*** SUPPLIED DATA ***

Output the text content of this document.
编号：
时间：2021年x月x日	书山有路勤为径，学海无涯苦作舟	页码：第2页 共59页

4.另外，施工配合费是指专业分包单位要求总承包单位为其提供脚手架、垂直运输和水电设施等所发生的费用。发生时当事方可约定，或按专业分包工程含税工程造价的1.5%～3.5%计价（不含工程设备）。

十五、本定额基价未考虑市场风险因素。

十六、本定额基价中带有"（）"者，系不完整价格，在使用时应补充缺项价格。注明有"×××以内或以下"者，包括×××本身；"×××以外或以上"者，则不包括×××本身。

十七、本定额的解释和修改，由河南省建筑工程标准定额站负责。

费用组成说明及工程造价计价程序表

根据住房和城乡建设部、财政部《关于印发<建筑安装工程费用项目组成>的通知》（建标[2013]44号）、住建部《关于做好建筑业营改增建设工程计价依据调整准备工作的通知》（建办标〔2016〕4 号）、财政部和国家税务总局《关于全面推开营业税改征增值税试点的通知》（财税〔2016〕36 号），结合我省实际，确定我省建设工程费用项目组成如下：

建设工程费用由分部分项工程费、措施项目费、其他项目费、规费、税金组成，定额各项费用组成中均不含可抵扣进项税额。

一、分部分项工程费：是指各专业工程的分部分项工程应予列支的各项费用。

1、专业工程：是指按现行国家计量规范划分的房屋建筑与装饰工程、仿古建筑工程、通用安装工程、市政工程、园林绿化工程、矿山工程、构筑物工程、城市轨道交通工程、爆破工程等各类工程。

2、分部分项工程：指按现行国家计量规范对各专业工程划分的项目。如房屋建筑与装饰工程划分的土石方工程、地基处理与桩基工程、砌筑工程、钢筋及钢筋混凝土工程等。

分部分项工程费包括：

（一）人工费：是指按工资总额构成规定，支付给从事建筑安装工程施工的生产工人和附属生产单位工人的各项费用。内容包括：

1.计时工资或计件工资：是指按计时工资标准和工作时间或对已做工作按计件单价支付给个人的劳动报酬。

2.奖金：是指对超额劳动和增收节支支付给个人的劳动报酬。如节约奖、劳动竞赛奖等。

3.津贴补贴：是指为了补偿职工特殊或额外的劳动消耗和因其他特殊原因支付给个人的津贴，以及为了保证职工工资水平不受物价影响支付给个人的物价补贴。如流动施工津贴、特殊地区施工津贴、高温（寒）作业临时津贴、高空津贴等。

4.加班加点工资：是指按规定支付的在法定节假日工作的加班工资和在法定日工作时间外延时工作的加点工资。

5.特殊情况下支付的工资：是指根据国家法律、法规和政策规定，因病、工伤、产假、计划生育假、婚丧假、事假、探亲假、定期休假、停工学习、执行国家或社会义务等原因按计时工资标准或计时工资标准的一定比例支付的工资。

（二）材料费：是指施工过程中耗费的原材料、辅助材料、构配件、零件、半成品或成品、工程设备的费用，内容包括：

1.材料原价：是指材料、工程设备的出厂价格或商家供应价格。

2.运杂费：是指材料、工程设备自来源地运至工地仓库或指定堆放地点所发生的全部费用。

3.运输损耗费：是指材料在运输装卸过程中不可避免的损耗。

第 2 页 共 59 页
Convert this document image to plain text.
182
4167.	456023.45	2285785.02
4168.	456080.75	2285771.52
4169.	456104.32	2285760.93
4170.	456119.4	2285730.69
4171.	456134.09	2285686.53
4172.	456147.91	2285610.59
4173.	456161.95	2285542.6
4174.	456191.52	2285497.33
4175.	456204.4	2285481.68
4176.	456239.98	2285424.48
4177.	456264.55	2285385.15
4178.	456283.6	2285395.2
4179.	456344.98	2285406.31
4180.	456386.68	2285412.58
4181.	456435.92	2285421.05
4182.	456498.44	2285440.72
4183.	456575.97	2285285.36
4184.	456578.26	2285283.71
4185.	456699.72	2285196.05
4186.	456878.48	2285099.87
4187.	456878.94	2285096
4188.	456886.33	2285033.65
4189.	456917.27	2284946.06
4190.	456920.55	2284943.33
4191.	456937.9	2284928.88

***

**WRITTEN PROBLEM**
Say how many lines of the data include the word "document". Nothing other than the number should be given.

**IN RESPONSE**
2